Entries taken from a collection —
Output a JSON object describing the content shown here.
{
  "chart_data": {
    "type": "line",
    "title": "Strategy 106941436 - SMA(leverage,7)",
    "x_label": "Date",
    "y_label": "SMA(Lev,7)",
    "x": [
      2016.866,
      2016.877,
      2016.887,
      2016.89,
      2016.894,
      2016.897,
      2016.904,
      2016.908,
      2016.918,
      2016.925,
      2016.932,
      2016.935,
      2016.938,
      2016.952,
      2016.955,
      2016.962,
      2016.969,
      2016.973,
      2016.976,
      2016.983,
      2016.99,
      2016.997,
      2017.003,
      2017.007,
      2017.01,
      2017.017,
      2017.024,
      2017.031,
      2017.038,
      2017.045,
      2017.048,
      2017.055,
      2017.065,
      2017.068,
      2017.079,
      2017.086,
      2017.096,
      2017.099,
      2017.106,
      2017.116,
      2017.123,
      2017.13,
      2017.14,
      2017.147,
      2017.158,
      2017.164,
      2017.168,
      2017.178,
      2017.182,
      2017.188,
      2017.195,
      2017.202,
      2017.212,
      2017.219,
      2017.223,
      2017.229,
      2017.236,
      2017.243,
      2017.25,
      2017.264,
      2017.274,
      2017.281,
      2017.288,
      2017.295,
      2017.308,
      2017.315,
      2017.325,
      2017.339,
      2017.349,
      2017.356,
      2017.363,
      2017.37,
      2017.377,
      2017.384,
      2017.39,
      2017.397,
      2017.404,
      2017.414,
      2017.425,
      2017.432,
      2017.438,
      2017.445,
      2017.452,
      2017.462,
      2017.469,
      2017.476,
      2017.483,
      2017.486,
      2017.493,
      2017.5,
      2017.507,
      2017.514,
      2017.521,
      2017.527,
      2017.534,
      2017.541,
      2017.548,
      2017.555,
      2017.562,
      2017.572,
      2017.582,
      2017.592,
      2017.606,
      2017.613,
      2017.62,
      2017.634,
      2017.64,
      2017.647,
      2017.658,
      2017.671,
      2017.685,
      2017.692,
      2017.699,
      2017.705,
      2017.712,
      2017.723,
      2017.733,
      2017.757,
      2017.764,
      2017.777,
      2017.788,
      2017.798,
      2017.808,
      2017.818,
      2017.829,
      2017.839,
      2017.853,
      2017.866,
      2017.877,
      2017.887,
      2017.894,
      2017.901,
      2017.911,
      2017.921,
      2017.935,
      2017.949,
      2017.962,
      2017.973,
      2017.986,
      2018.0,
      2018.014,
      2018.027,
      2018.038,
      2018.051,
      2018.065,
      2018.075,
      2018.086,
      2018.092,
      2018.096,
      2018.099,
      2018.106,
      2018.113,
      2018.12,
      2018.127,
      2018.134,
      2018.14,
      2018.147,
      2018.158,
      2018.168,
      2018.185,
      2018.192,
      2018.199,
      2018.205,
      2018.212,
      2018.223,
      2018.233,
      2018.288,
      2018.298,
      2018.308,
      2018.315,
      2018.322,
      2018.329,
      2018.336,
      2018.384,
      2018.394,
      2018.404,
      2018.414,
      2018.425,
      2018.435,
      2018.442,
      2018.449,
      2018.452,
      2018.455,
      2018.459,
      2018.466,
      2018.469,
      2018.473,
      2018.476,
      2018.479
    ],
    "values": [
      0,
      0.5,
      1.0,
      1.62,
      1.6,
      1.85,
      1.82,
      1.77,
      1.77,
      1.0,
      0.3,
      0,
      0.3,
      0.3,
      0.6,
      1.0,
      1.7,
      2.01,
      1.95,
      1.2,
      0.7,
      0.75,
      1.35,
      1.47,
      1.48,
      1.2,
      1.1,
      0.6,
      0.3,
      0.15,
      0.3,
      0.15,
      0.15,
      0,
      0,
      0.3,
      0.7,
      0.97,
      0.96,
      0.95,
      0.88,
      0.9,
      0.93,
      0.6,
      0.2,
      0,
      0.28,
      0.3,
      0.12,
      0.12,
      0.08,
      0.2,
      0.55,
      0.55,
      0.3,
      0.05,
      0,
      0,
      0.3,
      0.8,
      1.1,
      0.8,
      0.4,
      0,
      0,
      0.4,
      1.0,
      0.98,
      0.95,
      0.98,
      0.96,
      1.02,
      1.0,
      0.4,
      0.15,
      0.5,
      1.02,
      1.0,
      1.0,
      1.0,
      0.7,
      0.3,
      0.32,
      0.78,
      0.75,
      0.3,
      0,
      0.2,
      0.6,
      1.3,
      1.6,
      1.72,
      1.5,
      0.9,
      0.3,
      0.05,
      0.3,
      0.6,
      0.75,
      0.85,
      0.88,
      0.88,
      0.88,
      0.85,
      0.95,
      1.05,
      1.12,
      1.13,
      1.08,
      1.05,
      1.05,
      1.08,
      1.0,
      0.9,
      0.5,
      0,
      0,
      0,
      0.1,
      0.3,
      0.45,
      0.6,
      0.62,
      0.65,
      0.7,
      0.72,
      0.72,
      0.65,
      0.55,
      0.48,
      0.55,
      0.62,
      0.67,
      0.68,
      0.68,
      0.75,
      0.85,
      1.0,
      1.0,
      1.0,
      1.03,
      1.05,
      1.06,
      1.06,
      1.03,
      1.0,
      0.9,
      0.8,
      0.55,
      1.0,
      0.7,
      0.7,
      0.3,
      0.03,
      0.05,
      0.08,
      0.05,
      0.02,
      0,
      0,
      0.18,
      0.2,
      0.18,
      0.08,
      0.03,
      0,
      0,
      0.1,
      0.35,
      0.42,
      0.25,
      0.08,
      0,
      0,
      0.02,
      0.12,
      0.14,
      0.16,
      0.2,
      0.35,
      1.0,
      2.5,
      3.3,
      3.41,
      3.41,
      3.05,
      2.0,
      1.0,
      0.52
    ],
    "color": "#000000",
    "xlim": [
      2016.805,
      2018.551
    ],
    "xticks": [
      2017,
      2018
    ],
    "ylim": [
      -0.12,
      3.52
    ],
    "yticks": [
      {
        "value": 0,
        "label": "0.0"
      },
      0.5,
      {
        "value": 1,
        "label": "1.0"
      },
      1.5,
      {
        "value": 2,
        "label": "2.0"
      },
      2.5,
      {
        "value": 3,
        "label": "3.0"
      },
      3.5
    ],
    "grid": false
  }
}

GIVEN REQUEST — Working from the material above, retype it in its entirety without change.

FULL ANSWER —
Output a JSON object describing the content shown here.
{
  "chart_data": {
    "type": "line",
    "title": "Strategy 106941436 - SMA(leverage,7)",
    "x_label": "Date",
    "y_label": "SMA(Lev,7)",
    "x": [
      2016.866,
      2016.877,
      2016.887,
      2016.89,
      2016.894,
      2016.897,
      2016.904,
      2016.908,
      2016.918,
      2016.925,
      2016.932,
      2016.935,
      2016.938,
      2016.952,
      2016.955,
      2016.962,
      2016.969,
      2016.973,
      2016.976,
      2016.983,
      2016.99,
      2016.997,
      2017.003,
      2017.007,
      2017.01,
      2017.017,
      2017.024,
      2017.031,
      2017.038,
      2017.045,
      2017.048,
      2017.055,
      2017.065,
      2017.068,
      2017.079,
      2017.086,
      2017.096,
      2017.099,
      2017.106,
      2017.116,
      2017.123,
      2017.13,
      2017.14,
      2017.147,
      2017.158,
      2017.164,
      2017.168,
      2017.178,
      2017.182,
      2017.188,
      2017.195,
      2017.202,
      2017.212,
      2017.219,
      2017.223,
      2017.229,
      2017.236,
      2017.243,
      2017.25,
      2017.264,
      2017.274,
      2017.281,
      2017.288,
      2017.295,
      2017.308,
      2017.315,
      2017.325,
      2017.339,
      2017.349,
      2017.356,
      2017.363,
      2017.37,
      2017.377,
      2017.384,
      2017.39,
      2017.397,
      2017.404,
      2017.414,
      2017.425,
      2017.432,
      2017.438,
      2017.445,
      2017.452,
      2017.462,
      2017.469,
      2017.476,
      2017.483,
      2017.486,
      2017.493,
      2017.5,
      2017.507,
      2017.514,
      2017.521,
      2017.527,
      2017.534,
      2017.541,
      2017.548,
      2017.555,
      2017.562,
      2017.572,
      2017.582,
      2017.592,
      2017.606,
      2017.613,
      2017.62,
      2017.634,
      2017.64,
      2017.647,
      2017.658,
      2017.671,
      2017.685,
      2017.692,
      2017.699,
      2017.705,
      2017.712,
      2017.723,
      2017.733,
      2017.757,
      2017.764,
      2017.777,
      2017.788,
      2017.798,
      2017.808,
      2017.818,
      2017.829,
      2017.839,
      2017.853,
      2017.866,
      2017.877,
      2017.887,
      2017.894,
      2017.901,
      2017.911,
      2017.921,
      2017.935,
      2017.949,
      2017.962,
      2017.973,
      2017.986,
      2018.0,
      2018.014,
      2018.027,
      2018.038,
      2018.051,
      2018.065,
      2018.075,
      2018.086,
      2018.092,
      2018.096,
      2018.099,
      2018.106,
      2018.113,
      2018.12,
      2018.127,
      2018.134,
      2018.14,
      2018.147,
      2018.158,
      2018.168,
      2018.185,
      2018.192,
      2018.199,
      2018.205,
      2018.212,
      2018.223,
      2018.233,
      2018.288,
      2018.298,
      2018.308,
      2018.315,
      2018.322,
      2018.329,
      2018.336,
      2018.384,
      2018.394,
      2018.404,
      2018.414,
      2018.425,
      2018.435,
      2018.442,
      2018.449,
      2018.452,
      2018.455,
      2018.459,
      2018.466,
      2018.469,
      2018.473,
      2018.476,
      2018.479
    ],
    "values": [
      0,
      0.5,
      1.0,
      1.62,
      1.6,
      1.85,
      1.82,
      1.77,
      1.77,
      1.0,
      0.3,
      0,
      0.3,
      0.3,
      0.6,
      1.0,
      1.7,
      2.01,
      1.95,
      1.2,
      0.7,
      0.75,
      1.35,
      1.47,
      1.48,
      1.2,
      1.1,
      0.6,
      0.3,
      0.15,
      0.3,
      0.15,
      0.15,
      0,
      0,
      0.3,
      0.7,
      0.97,
      0.96,
      0.95,
      0.88,
      0.9,
      0.93,
      0.6,
      0.2,
      0,
      0.28,
      0.3,
      0.12,
      0.12,
      0.08,
      0.2,
      0.55,
      0.55,
      0.3,
      0.05,
      0,
      0,
      0.3,
      0.8,
      1.1,
      0.8,
      0.4,
      0,
      0,
      0.4,
      1.0,
      0.98,
      0.95,
      0.98,
      0.96,
      1.02,
      1.0,
      0.4,
      0.15,
      0.5,
      1.02,
      1.0,
      1.0,
      1.0,
      0.7,
      0.3,
      0.32,
      0.78,
      0.75,
      0.3,
      0,
      0.2,
      0.6,
      1.3,
      1.6,
      1.72,
      1.5,
      0.9,
      0.3,
      0.05,
      0.3,
      0.6,
      0.75,
      0.85,
      0.88,
      0.88,
      0.88,
      0.85,
      0.95,
      1.05,
      1.12,
      1.13,
      1.08,
      1.05,
      1.05,
      1.08,
      1.0,
      0.9,
      0.5,
      0,
      0,
      0,
      0.1,
      0.3,
      0.45,
      0.6,
      0.62,
      0.65,
      0.7,
      0.72,
      0.72,
      0.65,
      0.55,
      0.48,
      0.55,
      0.62,
      0.67,
      0.68,
      0.68,
      0.75,
      0.85,
      1.0,
      1.0,
      1.0,
      1.03,
      1.05,
      1.06,
      1.06,
      1.03,
      1.0,
      0.9,
      0.8,
      0.55,
      1.0,
      0.7,
      0.7,
      0.3,
      0.03,
      0.05,
      0.08,
      0.05,
      0.02,
      0,
      0,
      0.18,
      0.2,
      0.18,
      0.08,
      0.03,
      0,
      0,
      0.1,
      0.35,
      0.42,
      0.25,
      0.08,
      0,
      0,
      0.02,
      0.12,
      0.14,
      0.16,
      0.2,
      0.35,
      1.0,
      2.5,
      3.3,
      3.41,
      3.41,
      3.05,
      2.0,
      1.0,
      0.52
    ],
    "color": "#000000",
    "xlim": [
      2016.805,
      2018.551
    ],
    "xticks": [
      2017,
      2018
    ],
    "ylim": [
      -0.12,
      3.52
    ],
    "yticks": [
      {
        "value": 0,
        "label": "0.0"
      },
      0.5,
      {
        "value": 1,
        "label": "1.0"
      },
      1.5,
      {
        "value": 2,
        "label": "2.0"
      },
      2.5,
      {
        "value": 3,
        "label": "3.0"
      },
      3.5
    ],
    "grid": false
  }
}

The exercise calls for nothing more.